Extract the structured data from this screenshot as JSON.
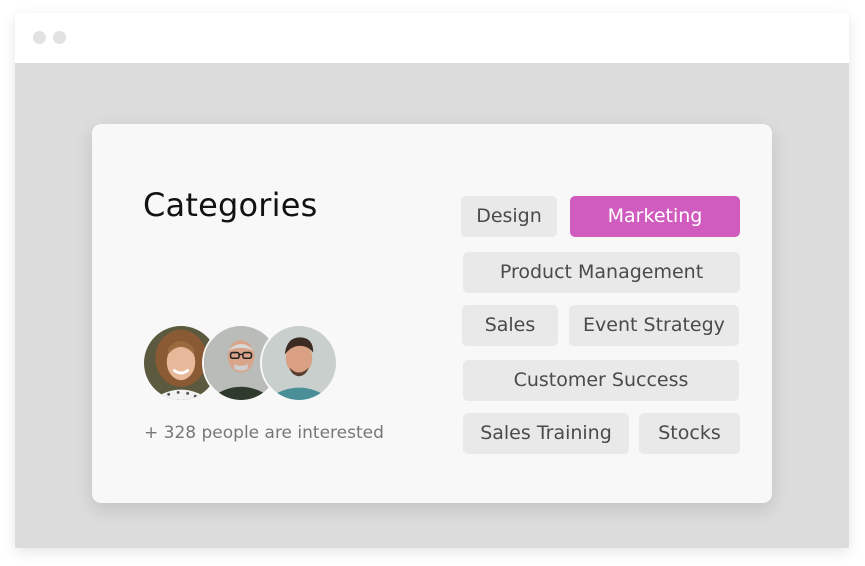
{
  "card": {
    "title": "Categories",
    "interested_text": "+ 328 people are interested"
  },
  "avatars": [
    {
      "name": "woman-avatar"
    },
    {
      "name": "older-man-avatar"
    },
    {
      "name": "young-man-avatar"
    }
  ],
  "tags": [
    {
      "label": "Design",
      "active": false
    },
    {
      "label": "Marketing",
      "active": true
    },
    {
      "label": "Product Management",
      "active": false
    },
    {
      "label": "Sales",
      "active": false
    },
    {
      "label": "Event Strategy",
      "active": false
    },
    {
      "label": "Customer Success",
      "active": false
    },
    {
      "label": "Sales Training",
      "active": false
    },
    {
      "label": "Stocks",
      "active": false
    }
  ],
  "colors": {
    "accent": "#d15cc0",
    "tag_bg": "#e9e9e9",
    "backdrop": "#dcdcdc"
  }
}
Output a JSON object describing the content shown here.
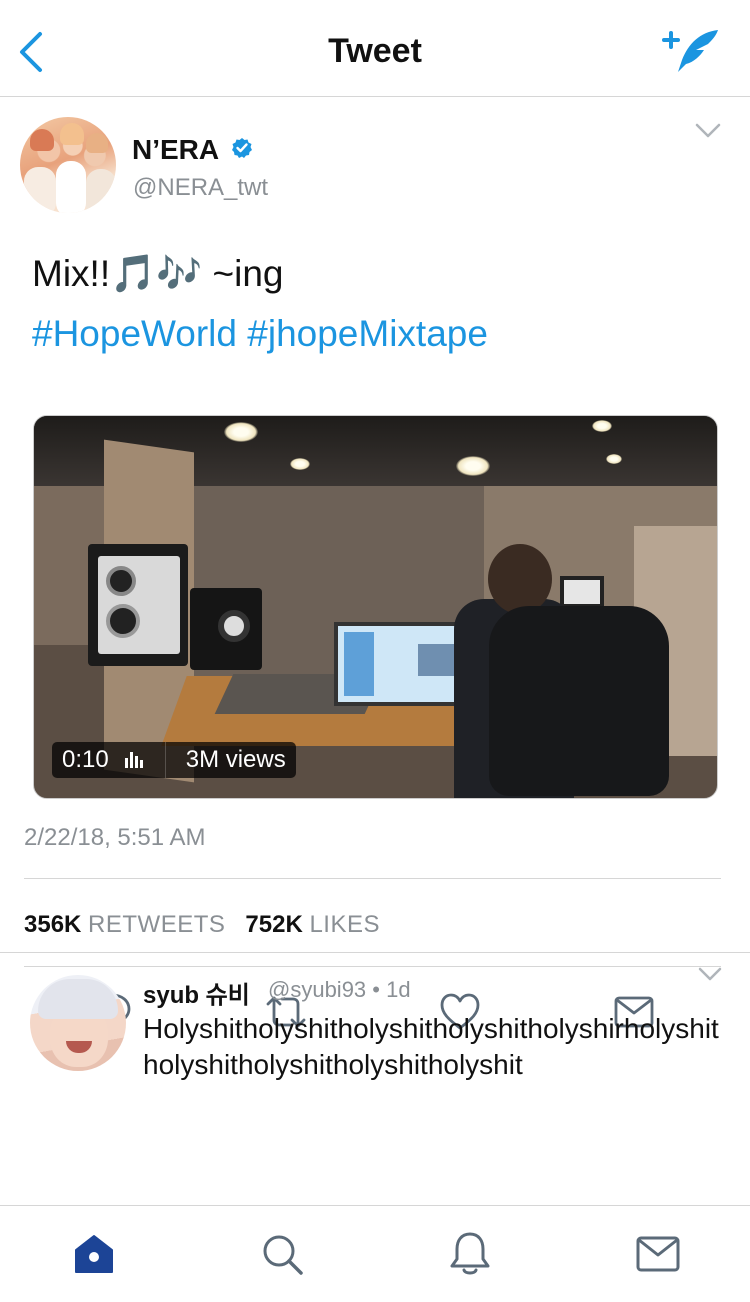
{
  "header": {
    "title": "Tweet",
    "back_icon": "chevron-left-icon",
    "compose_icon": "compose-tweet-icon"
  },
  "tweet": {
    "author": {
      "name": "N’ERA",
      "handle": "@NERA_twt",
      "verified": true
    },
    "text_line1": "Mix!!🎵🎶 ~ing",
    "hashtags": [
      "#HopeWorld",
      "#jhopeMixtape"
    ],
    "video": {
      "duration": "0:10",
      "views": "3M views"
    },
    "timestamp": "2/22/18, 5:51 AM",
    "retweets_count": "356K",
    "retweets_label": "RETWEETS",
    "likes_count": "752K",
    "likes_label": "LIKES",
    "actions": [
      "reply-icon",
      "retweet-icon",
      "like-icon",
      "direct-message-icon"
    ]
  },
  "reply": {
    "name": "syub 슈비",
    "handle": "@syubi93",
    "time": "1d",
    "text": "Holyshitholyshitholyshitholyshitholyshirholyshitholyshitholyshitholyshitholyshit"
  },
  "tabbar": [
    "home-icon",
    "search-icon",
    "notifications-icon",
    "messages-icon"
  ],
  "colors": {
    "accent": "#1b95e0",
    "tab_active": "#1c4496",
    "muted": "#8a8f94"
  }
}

Given instruction ->
Copy out all the entries exactly. Images stay out of the copy.

Answer to the problem ->
Extract the structured data from this screenshot as JSON.
{
  "card": {
    "title": "Categories",
    "interested_text": "+ 328 people are interested"
  },
  "avatars": [
    {
      "name": "woman-avatar"
    },
    {
      "name": "older-man-avatar"
    },
    {
      "name": "young-man-avatar"
    }
  ],
  "tags": [
    {
      "label": "Design",
      "active": false
    },
    {
      "label": "Marketing",
      "active": true
    },
    {
      "label": "Product Management",
      "active": false
    },
    {
      "label": "Sales",
      "active": false
    },
    {
      "label": "Event Strategy",
      "active": false
    },
    {
      "label": "Customer Success",
      "active": false
    },
    {
      "label": "Sales Training",
      "active": false
    },
    {
      "label": "Stocks",
      "active": false
    }
  ],
  "colors": {
    "accent": "#d15cc0",
    "tag_bg": "#e9e9e9",
    "backdrop": "#dcdcdc"
  }
}
Output a JSON object describing the content shown here.
{
  "header": {
    "title": "Tweet",
    "back_icon": "chevron-left-icon",
    "compose_icon": "compose-tweet-icon"
  },
  "tweet": {
    "author": {
      "name": "N’ERA",
      "handle": "@NERA_twt",
      "verified": true
    },
    "text_line1": "Mix!!🎵🎶 ~ing",
    "hashtags": [
      "#HopeWorld",
      "#jhopeMixtape"
    ],
    "video": {
      "duration": "0:10",
      "views": "3M views"
    },
    "timestamp": "2/22/18, 5:51 AM",
    "retweets_count": "356K",
    "retweets_label": "RETWEETS",
    "likes_count": "752K",
    "likes_label": "LIKES",
    "actions": [
      "reply-icon",
      "retweet-icon",
      "like-icon",
      "direct-message-icon"
    ]
  },
  "reply": {
    "name": "syub 슈비",
    "handle": "@syubi93",
    "time": "1d",
    "text": "Holyshitholyshitholyshitholyshitholyshirholyshitholyshitholyshitholyshitholyshit"
  },
  "tabbar": [
    "home-icon",
    "search-icon",
    "notifications-icon",
    "messages-icon"
  ],
  "colors": {
    "accent": "#1b95e0",
    "tab_active": "#1c4496",
    "muted": "#8a8f94"
  }
}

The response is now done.